- What the task requires
Output the material below unchanged, apart from leaving out the pictures.

Records:

============

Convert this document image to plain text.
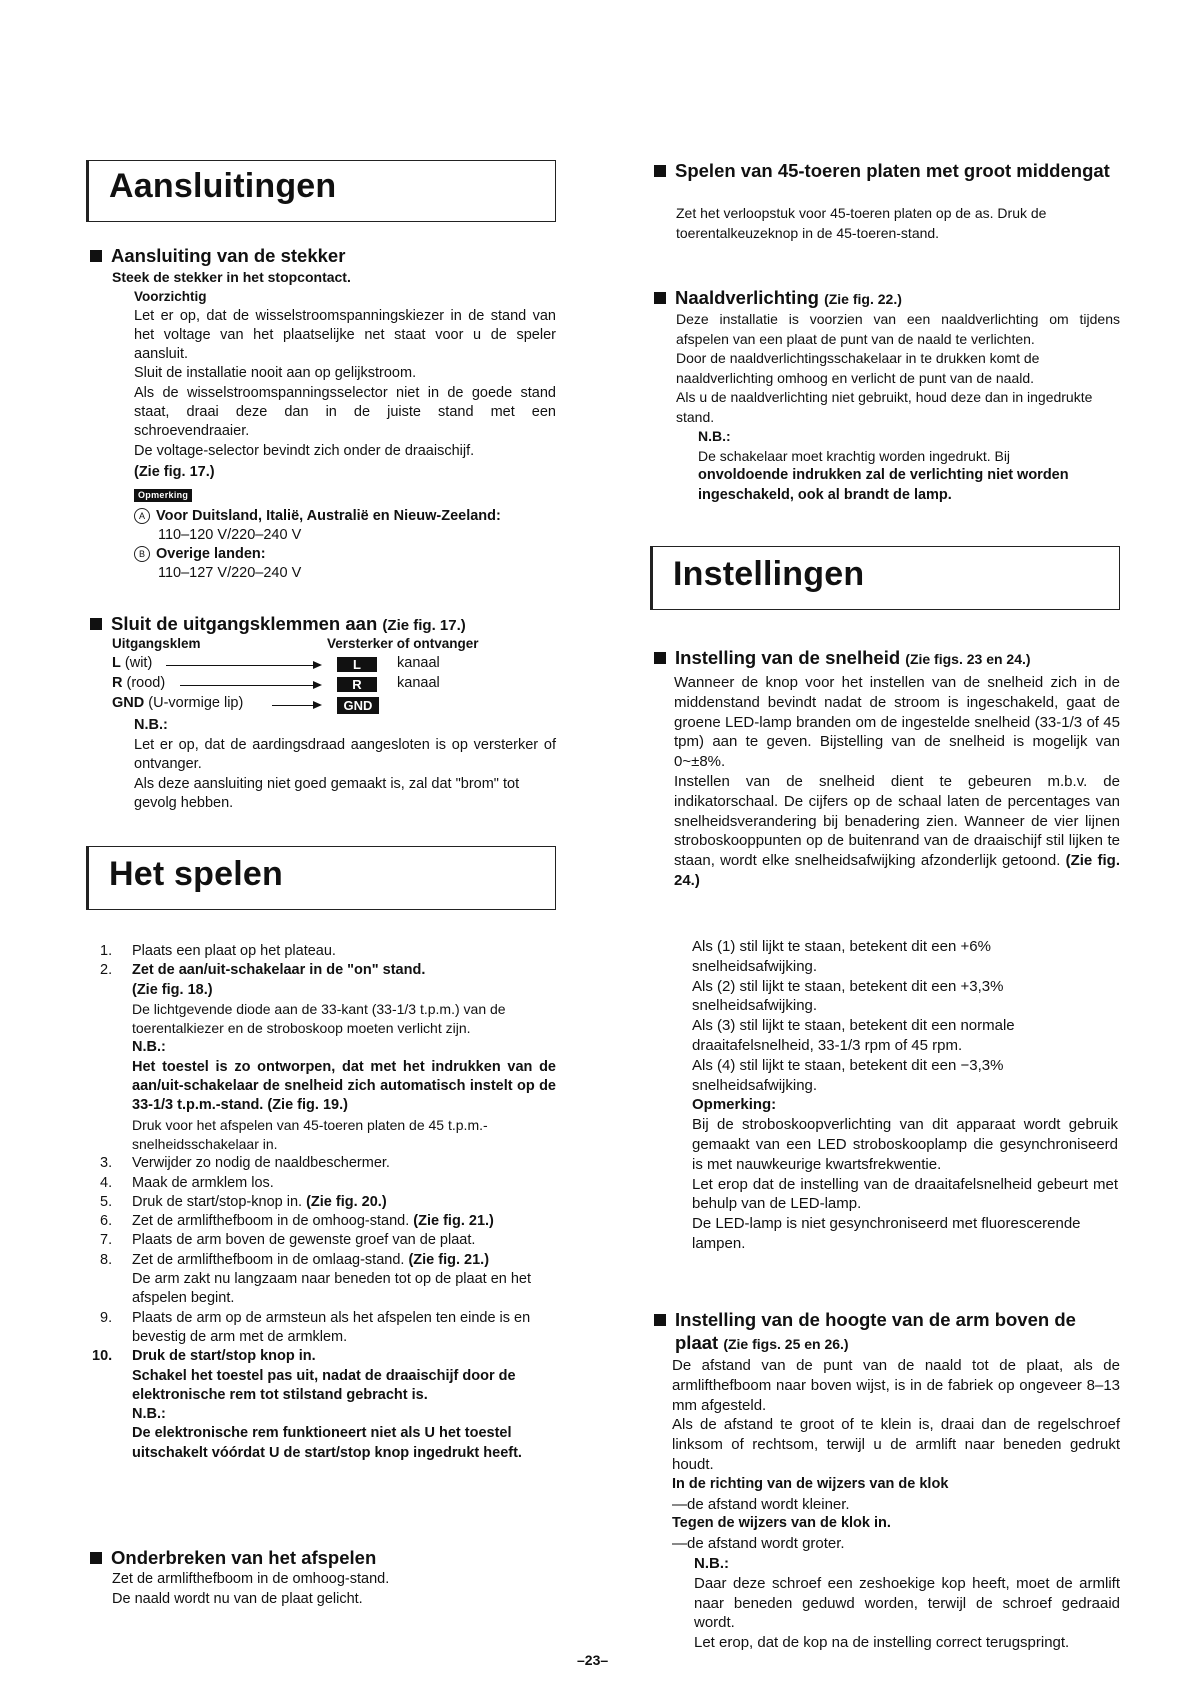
Aansluitingen
Aansluiting van de stekker

Steek de stekker in het stopcontact.

Voorzichtig

Let er op, dat de wisselstroomspanningskiezer in de stand van het voltage van het plaatselijke net staat voor u de speler aansluit.

Sluit de installatie nooit aan op gelijkstroom.

Als de wisselstroomspanningsselector niet in de goede stand staat, draai deze dan in de juiste stand met een schroevendraaier.

De voltage-selector bevindt zich onder de draaischijf.

(Zie fig. 17.)

Opmerking

A Voor Duitsland, Italië, Australië en Nieuw-Zeeland:

110–120 V/220–240 V

B Overige landen:

110–127 V/220–240 V

Sluit de uitgangsklemmen aan (Zie fig. 17.)
Uitgangsklem	Versterker of ontvanger
L (wit)	L	kanaal
R (rood)	R	kanaal
GND (U-vormige lip)	GND

N.B.:

Let er op, dat de aardingsdraad aangesloten is op versterker of ontvanger.

Als deze aansluiting niet goed gemaakt is, zal dat "brom" tot gevolg hebben.

Het spelen
1. Plaats een plaat op het plateau.
2. Zet de aan/uit-schakelaar in de "on" stand.
(Zie fig. 18.)
De lichtgevende diode aan de 33-kant (33-1/3 t.p.m.) van de toerentalkiezer en de stroboskoop moeten verlicht zijn.
N.B.:
Het toestel is zo ontworpen, dat met het indrukken van de aan/uit-schakelaar de snelheid zich automatisch instelt op de 33-1/3 t.p.m.-stand. (Zie fig. 19.)
Druk voor het afspelen van 45-toeren platen de 45 t.p.m.-snelheidsschakelaar in.
3. Verwijder zo nodig de naaldbeschermer.
4. Maak de armklem los.
5. Druk de start/stop-knop in. (Zie fig. 20.)
6. Zet de armlifthefboom in de omhoog-stand. (Zie fig. 21.)
7. Plaats de arm boven de gewenste groef van de plaat.
8. Zet de armlifthefboom in de omlaag-stand. (Zie fig. 21.)
De arm zakt nu langzaam naar beneden tot op de plaat en het afspelen begint.
9. Plaats de arm op de armsteun als het afspelen ten einde is en bevestig de arm met de armklem.
10. Druk de start/stop knop in.
Schakel het toestel pas uit, nadat de draaischijf door de elektronische rem tot stilstand gebracht is.
N.B.:
De elektronische rem funktioneert niet als U het toestel uitschakelt vóórdat U de start/stop knop ingedrukt heeft.
Onderbreken van het afspelen

Zet de armlifthefboom in de omhoog-stand.

De naald wordt nu van de plaat gelicht.

Spelen van 45-toeren platen met groot middengat

Zet het verloopstuk voor 45-toeren platen op de as. Druk de toerentalkeuzeknop in de 45-toeren-stand.

Naaldverlichting (Zie fig. 22.)

Deze installatie is voorzien van een naaldverlichting om tijdens afspelen van een plaat de punt van de naald te verlichten.

Door de naaldverlichtingsschakelaar in te drukken komt de naaldverlichting omhoog en verlicht de punt van de naald.

Als u de naaldverlichting niet gebruikt, houd deze dan in ingedrukte stand.

N.B.:

De schakelaar moet krachtig worden ingedrukt. Bij

onvoldoende indrukken zal de verlichting niet worden ingeschakeld, ook al brandt de lamp.

Instellingen
Instelling van de snelheid (Zie figs. 23 en 24.)

Wanneer de knop voor het instellen van de snelheid zich in de middenstand bevindt nadat de stroom is ingeschakeld, gaat de groene LED-lamp branden om de ingestelde snelheid (33-1/3 of 45 tpm) aan te geven. Bijstelling van de snelheid is mogelijk van 0~±8%.

Instellen van de snelheid dient te gebeuren m.b.v. de indikatorschaal. De cijfers op de schaal laten de percentages van snelheidsverandering bij benadering zien. Wanneer de vier lijnen stroboskooppunten op de buitenrand van de draaischijf stil lijken te staan, wordt elke snelheidsafwijking afzonderlijk getoond. (Zie fig. 24.)

Als (1) stil lijkt te staan, betekent dit een +6% snelheidsafwijking.

Als (2) stil lijkt te staan, betekent dit een +3,3% snelheidsafwijking.

Als (3) stil lijkt te staan, betekent dit een normale draaitafelsnelheid, 33-1/3 rpm of 45 rpm.

Als (4) stil lijkt te staan, betekent dit een −3,3% snelheidsafwijking.

Opmerking:

Bij de stroboskoopverlichting van dit apparaat wordt gebruik gemaakt van een LED stroboskooplamp die gesynchroniseerd is met nauwkeurige kwartsfrekwentie.

Let erop dat de instelling van de draaitafelsnelheid gebeurt met behulp van de LED-lamp.

De LED-lamp is niet gesynchroniseerd met fluorescerende lampen.

Instelling van de hoogte van de arm boven de
plaat (Zie figs. 25 en 26.)

De afstand van de punt van de naald tot de plaat, als de armlifthefboom naar boven wijst, is in de fabriek op ongeveer 8–13 mm afgesteld.

Als de afstand te groot of te klein is, draai dan de regelschroef linksom of rechtsom, terwijl u de armlift naar beneden gedrukt houdt.

In de richting van de wijzers van de klok

—de afstand wordt kleiner.

Tegen de wijzers van de klok in.

—de afstand wordt groter.

N.B.:

Daar deze schroef een zeshoekige kop heeft, moet de armlift naar beneden geduwd worden, terwijl de schroef gedraaid wordt.

Let erop, dat de kop na de instelling correct terugspringt.

–23–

============

- Answer below
Convert this document image to plain text.
Aansluitingen
Aansluiting van de stekker

Steek de stekker in het stopcontact.

Voorzichtig

Let er op, dat de wisselstroomspanningskiezer in de stand van het voltage van het plaatselijke net staat voor u de speler aansluit.

Sluit de installatie nooit aan op gelijkstroom.

Als de wisselstroomspanningsselector niet in de goede stand staat, draai deze dan in de juiste stand met een schroevendraaier.

De voltage-selector bevindt zich onder de draaischijf.

(Zie fig. 17.)

Opmerking

A Voor Duitsland, Italië, Australië en Nieuw-Zeeland:

110–120 V/220–240 V

B Overige landen:

110–127 V/220–240 V

Sluit de uitgangsklemmen aan (Zie fig. 17.)
Uitgangsklem	Versterker of ontvanger
L (wit)	L	kanaal
R (rood)	R	kanaal
GND (U-vormige lip)	GND

N.B.:

Let er op, dat de aardingsdraad aangesloten is op versterker of ontvanger.

Als deze aansluiting niet goed gemaakt is, zal dat "brom" tot gevolg hebben.

Het spelen
1. Plaats een plaat op het plateau.
2. Zet de aan/uit-schakelaar in de "on" stand.
(Zie fig. 18.)
De lichtgevende diode aan de 33-kant (33-1/3 t.p.m.) van de toerentalkiezer en de stroboskoop moeten verlicht zijn.
N.B.:
Het toestel is zo ontworpen, dat met het indrukken van de aan/uit-schakelaar de snelheid zich automatisch instelt op de 33-1/3 t.p.m.-stand. (Zie fig. 19.)
Druk voor het afspelen van 45-toeren platen de 45 t.p.m.-snelheidsschakelaar in.
3. Verwijder zo nodig de naaldbeschermer.
4. Maak de armklem los.
5. Druk de start/stop-knop in. (Zie fig. 20.)
6. Zet de armlifthefboom in de omhoog-stand. (Zie fig. 21.)
7. Plaats de arm boven de gewenste groef van de plaat.
8. Zet de armlifthefboom in de omlaag-stand. (Zie fig. 21.)
De arm zakt nu langzaam naar beneden tot op de plaat en het afspelen begint.
9. Plaats de arm op de armsteun als het afspelen ten einde is en bevestig de arm met de armklem.
10. Druk de start/stop knop in.
Schakel het toestel pas uit, nadat de draaischijf door de elektronische rem tot stilstand gebracht is.
N.B.:
De elektronische rem funktioneert niet als U het toestel uitschakelt vóórdat U de start/stop knop ingedrukt heeft.
Onderbreken van het afspelen

Zet de armlifthefboom in de omhoog-stand.

De naald wordt nu van de plaat gelicht.

Spelen van 45-toeren platen met groot middengat

Zet het verloopstuk voor 45-toeren platen op de as. Druk de toerentalkeuzeknop in de 45-toeren-stand.

Naaldverlichting (Zie fig. 22.)

Deze installatie is voorzien van een naaldverlichting om tijdens afspelen van een plaat de punt van de naald te verlichten.

Door de naaldverlichtingsschakelaar in te drukken komt de naaldverlichting omhoog en verlicht de punt van de naald.

Als u de naaldverlichting niet gebruikt, houd deze dan in ingedrukte stand.

N.B.:

De schakelaar moet krachtig worden ingedrukt. Bij

onvoldoende indrukken zal de verlichting niet worden ingeschakeld, ook al brandt de lamp.

Instellingen
Instelling van de snelheid (Zie figs. 23 en 24.)

Wanneer de knop voor het instellen van de snelheid zich in de middenstand bevindt nadat de stroom is ingeschakeld, gaat de groene LED-lamp branden om de ingestelde snelheid (33-1/3 of 45 tpm) aan te geven. Bijstelling van de snelheid is mogelijk van 0~±8%.

Instellen van de snelheid dient te gebeuren m.b.v. de indikatorschaal. De cijfers op de schaal laten de percentages van snelheidsverandering bij benadering zien. Wanneer de vier lijnen stroboskooppunten op de buitenrand van de draaischijf stil lijken te staan, wordt elke snelheidsafwijking afzonderlijk getoond. (Zie fig. 24.)

Als (1) stil lijkt te staan, betekent dit een +6% snelheidsafwijking.

Als (2) stil lijkt te staan, betekent dit een +3,3% snelheidsafwijking.

Als (3) stil lijkt te staan, betekent dit een normale draaitafelsnelheid, 33-1/3 rpm of 45 rpm.

Als (4) stil lijkt te staan, betekent dit een −3,3% snelheidsafwijking.

Opmerking:

Bij de stroboskoopverlichting van dit apparaat wordt gebruik gemaakt van een LED stroboskooplamp die gesynchroniseerd is met nauwkeurige kwartsfrekwentie.

Let erop dat de instelling van de draaitafelsnelheid gebeurt met behulp van de LED-lamp.

De LED-lamp is niet gesynchroniseerd met fluorescerende lampen.

Instelling van de hoogte van de arm boven de
plaat (Zie figs. 25 en 26.)

De afstand van de punt van de naald tot de plaat, als de armlifthefboom naar boven wijst, is in de fabriek op ongeveer 8–13 mm afgesteld.

Als de afstand te groot of te klein is, draai dan de regelschroef linksom of rechtsom, terwijl u de armlift naar beneden gedrukt houdt.

In de richting van de wijzers van de klok

—de afstand wordt kleiner.

Tegen de wijzers van de klok in.

—de afstand wordt groter.

N.B.:

Daar deze schroef een zeshoekige kop heeft, moet de armlift naar beneden geduwd worden, terwijl de schroef gedraaid wordt.

Let erop, dat de kop na de instelling correct terugspringt.

–23–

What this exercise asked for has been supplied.